● What is required
Please give the count of lines holding the string "http" and nothing besides.

- - - -

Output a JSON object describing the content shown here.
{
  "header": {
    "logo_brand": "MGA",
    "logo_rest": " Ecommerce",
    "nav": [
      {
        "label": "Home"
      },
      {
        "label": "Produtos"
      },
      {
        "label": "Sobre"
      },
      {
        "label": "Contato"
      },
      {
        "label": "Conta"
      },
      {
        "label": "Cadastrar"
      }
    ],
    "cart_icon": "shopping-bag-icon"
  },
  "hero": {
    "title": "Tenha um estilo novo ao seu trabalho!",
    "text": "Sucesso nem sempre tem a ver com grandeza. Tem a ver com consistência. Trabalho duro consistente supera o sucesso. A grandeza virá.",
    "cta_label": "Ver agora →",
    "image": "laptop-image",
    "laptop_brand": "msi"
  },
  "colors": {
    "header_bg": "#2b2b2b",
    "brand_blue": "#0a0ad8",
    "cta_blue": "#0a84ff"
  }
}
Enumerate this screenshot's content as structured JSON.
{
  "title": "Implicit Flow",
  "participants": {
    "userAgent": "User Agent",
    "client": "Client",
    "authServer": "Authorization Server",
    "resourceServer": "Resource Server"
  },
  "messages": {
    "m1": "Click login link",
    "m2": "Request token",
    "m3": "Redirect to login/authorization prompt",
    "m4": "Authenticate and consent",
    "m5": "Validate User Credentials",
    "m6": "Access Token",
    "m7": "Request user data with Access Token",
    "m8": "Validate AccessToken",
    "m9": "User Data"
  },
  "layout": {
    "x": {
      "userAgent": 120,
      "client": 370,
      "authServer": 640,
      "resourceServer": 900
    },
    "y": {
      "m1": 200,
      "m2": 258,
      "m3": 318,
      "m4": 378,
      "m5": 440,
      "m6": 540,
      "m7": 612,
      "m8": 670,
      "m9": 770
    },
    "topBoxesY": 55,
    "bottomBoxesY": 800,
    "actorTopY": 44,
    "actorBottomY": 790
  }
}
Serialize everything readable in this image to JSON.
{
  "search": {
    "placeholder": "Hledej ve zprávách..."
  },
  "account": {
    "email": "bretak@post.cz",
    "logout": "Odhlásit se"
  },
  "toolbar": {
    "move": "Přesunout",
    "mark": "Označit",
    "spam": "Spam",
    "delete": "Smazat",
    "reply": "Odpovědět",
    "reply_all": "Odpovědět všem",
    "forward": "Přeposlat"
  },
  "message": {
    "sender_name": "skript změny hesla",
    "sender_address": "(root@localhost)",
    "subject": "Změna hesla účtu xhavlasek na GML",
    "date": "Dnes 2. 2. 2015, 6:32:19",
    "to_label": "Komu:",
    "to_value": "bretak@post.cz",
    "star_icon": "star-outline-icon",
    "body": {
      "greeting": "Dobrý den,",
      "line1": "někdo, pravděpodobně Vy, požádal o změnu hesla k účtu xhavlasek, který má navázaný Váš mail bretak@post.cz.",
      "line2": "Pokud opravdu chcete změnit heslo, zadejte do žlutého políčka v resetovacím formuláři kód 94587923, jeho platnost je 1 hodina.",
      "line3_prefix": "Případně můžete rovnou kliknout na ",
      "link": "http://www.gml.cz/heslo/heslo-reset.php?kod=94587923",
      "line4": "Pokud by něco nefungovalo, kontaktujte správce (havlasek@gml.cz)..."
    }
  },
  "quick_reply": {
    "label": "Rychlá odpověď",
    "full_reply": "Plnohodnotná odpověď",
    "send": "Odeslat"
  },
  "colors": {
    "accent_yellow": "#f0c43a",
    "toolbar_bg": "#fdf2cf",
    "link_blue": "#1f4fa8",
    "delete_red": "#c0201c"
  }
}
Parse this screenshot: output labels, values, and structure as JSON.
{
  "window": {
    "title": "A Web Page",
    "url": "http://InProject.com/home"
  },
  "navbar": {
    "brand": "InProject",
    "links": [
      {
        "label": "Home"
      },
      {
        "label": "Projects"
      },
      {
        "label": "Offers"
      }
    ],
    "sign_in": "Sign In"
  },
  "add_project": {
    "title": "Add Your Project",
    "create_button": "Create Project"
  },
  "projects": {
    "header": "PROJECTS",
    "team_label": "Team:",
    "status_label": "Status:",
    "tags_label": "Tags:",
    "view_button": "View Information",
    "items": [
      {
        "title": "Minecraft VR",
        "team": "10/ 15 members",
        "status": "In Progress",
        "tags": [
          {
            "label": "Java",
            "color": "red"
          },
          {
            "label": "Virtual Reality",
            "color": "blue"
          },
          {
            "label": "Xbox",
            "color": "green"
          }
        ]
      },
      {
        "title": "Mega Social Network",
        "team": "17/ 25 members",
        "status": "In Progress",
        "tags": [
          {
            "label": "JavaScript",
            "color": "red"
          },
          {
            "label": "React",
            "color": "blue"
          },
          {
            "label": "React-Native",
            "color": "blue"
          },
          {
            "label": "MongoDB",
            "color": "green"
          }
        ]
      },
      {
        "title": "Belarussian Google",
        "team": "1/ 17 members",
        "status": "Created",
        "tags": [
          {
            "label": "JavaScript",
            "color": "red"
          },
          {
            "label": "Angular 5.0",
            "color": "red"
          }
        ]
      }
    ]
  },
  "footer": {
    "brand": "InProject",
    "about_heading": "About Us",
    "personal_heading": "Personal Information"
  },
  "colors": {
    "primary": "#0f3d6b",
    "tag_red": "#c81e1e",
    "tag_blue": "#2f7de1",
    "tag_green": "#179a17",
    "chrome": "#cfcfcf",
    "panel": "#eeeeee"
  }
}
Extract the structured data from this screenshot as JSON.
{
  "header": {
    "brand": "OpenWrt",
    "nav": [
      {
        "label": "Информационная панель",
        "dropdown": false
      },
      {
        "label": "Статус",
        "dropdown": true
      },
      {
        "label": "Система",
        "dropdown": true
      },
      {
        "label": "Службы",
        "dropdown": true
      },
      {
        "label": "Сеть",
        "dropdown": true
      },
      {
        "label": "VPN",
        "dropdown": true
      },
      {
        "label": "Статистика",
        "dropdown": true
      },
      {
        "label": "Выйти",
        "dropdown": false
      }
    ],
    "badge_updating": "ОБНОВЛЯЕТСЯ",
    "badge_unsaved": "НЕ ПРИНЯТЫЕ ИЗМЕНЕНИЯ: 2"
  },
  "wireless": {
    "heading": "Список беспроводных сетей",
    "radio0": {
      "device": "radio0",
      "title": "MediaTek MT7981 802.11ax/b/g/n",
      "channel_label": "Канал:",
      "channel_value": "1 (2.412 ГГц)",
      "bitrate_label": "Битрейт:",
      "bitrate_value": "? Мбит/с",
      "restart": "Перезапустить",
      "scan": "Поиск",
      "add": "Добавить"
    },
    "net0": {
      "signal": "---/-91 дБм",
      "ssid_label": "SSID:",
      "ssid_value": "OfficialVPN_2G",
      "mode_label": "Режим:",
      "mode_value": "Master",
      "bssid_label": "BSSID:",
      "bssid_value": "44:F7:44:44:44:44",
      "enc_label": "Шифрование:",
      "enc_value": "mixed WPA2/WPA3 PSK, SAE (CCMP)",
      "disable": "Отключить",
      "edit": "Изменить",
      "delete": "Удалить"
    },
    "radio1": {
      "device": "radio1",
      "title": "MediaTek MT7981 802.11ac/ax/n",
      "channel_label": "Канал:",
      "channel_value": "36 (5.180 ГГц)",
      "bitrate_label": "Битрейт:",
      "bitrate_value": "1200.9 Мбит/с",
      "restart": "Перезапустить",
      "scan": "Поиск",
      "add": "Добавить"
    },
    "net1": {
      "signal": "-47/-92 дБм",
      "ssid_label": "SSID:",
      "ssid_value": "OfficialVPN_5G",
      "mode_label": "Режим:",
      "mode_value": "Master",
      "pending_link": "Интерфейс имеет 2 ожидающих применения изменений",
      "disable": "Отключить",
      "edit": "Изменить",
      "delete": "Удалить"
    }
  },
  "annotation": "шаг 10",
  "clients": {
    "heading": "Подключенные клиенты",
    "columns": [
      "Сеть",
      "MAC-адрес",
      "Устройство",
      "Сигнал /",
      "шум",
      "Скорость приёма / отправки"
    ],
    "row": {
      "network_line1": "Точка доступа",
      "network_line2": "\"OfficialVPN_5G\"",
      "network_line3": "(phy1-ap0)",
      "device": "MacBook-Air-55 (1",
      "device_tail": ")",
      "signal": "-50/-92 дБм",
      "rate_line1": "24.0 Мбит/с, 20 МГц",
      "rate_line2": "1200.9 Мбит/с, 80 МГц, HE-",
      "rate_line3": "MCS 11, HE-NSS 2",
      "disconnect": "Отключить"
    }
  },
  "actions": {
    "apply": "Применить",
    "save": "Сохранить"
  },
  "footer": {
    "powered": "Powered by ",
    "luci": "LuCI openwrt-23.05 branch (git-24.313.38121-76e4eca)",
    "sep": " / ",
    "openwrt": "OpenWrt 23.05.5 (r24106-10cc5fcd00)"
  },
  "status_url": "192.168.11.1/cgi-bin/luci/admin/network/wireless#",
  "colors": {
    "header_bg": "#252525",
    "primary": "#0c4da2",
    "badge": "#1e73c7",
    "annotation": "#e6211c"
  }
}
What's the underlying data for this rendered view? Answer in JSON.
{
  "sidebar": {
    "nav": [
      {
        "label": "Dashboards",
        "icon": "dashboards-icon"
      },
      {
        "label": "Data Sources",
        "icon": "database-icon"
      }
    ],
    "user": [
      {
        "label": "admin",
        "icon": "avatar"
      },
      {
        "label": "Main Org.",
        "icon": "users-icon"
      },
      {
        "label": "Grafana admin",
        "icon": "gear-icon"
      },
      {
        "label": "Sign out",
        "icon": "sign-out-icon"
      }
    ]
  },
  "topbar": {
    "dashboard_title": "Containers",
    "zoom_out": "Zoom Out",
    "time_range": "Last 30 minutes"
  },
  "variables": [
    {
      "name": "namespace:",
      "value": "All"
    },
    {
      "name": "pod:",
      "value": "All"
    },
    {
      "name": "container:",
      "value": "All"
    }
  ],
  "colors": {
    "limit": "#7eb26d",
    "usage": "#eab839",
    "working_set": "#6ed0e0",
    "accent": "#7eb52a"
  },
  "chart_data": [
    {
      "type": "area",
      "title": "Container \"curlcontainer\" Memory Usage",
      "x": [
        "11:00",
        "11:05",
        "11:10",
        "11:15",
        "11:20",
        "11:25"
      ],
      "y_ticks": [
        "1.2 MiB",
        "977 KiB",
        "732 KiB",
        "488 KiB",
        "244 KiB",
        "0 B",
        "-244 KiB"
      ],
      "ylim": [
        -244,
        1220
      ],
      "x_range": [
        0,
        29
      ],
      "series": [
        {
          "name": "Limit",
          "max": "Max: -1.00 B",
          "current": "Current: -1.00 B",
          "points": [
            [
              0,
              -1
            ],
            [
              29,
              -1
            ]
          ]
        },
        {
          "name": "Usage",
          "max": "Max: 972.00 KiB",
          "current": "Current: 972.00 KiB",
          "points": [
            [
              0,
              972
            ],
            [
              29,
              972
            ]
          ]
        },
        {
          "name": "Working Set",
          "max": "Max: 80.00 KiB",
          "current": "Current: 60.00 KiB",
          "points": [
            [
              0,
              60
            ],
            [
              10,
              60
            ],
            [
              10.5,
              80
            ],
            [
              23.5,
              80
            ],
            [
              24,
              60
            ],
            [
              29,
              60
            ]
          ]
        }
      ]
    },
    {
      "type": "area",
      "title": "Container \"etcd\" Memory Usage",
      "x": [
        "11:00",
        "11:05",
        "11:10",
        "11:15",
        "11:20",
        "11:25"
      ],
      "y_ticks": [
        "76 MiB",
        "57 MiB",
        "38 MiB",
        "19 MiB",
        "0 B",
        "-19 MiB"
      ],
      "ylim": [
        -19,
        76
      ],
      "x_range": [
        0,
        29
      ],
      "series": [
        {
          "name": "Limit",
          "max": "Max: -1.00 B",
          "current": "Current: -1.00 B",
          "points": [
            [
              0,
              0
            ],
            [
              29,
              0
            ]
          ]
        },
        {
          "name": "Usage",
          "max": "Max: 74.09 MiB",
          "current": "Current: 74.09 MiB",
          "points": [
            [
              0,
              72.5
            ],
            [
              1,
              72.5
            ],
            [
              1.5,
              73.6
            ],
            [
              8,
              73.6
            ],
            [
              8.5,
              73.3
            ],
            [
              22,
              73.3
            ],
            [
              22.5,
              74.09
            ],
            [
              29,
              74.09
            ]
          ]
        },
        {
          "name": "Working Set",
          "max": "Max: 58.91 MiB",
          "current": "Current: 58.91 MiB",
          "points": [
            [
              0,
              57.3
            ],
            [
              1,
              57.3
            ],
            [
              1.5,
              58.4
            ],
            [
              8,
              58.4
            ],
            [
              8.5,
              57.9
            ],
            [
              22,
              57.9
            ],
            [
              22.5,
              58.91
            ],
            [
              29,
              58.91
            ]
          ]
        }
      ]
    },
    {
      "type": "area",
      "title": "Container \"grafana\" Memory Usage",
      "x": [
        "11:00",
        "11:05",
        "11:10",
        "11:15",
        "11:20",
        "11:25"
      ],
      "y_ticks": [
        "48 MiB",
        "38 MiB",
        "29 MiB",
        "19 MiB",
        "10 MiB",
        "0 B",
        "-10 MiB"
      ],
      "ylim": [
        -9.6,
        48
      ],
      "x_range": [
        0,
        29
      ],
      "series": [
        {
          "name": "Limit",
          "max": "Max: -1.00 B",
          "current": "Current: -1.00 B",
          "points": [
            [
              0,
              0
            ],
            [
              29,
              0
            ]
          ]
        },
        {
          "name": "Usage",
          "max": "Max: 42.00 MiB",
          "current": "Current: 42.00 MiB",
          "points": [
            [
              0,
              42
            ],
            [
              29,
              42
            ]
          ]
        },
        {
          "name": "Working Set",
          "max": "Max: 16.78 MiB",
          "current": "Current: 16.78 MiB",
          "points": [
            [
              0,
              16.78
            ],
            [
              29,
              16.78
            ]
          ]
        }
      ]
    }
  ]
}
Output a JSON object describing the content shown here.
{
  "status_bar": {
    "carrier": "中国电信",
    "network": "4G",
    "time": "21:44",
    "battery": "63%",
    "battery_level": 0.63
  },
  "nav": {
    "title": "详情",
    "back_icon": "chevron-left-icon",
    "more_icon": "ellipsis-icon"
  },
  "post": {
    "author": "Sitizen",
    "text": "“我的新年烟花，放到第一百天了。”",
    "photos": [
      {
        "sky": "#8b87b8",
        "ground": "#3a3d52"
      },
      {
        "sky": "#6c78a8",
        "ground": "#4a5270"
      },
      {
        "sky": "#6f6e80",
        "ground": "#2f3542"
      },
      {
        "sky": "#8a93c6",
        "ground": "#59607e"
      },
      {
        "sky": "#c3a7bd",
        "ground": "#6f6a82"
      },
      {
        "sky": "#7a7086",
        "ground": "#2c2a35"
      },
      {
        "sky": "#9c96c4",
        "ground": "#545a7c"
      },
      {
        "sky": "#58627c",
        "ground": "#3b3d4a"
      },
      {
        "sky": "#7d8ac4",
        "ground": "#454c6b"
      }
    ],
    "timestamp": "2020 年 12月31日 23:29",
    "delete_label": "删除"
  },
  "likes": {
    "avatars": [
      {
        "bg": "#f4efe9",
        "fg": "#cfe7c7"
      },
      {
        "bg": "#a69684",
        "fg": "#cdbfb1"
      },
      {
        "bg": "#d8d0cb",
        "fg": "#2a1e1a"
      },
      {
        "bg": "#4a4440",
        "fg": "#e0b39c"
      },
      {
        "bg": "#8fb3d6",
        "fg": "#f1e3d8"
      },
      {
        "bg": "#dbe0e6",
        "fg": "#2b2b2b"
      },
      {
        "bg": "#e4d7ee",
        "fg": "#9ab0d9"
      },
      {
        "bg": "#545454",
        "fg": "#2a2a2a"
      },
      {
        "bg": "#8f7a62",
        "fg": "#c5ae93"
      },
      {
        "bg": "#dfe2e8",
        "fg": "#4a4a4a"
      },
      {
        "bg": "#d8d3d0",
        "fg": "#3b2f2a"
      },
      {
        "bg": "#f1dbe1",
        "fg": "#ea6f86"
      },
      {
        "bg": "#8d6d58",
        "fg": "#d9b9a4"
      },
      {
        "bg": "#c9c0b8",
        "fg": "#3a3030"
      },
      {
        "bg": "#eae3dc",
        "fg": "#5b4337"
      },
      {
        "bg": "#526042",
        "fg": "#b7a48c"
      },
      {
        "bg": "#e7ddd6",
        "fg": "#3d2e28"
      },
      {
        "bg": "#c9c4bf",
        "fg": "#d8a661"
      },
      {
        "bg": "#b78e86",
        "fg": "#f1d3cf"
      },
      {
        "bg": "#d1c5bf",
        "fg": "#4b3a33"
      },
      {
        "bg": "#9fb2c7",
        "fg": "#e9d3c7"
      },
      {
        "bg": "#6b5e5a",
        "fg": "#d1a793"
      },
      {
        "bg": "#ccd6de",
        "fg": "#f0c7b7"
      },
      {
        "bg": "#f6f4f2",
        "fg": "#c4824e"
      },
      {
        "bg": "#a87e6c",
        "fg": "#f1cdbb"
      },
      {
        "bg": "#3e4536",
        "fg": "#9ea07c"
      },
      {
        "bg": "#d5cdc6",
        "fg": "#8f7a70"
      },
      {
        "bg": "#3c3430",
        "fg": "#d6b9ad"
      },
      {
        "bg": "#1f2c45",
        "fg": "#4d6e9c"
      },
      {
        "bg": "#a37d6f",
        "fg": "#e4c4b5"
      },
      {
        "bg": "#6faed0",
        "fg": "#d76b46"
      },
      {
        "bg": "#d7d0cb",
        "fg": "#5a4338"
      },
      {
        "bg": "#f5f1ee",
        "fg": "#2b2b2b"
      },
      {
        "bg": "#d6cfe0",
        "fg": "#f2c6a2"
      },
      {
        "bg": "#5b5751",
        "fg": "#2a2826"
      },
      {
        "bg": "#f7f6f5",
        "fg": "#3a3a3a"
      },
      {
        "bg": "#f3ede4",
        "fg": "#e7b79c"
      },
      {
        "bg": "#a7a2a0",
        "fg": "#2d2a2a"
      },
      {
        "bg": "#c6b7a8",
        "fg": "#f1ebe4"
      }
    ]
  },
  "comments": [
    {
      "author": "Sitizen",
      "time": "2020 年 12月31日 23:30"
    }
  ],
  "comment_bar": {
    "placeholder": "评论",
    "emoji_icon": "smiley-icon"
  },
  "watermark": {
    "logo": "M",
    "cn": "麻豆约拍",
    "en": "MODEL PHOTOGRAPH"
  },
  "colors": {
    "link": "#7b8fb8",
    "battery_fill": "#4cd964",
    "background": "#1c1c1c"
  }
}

- - - -

● The reply
2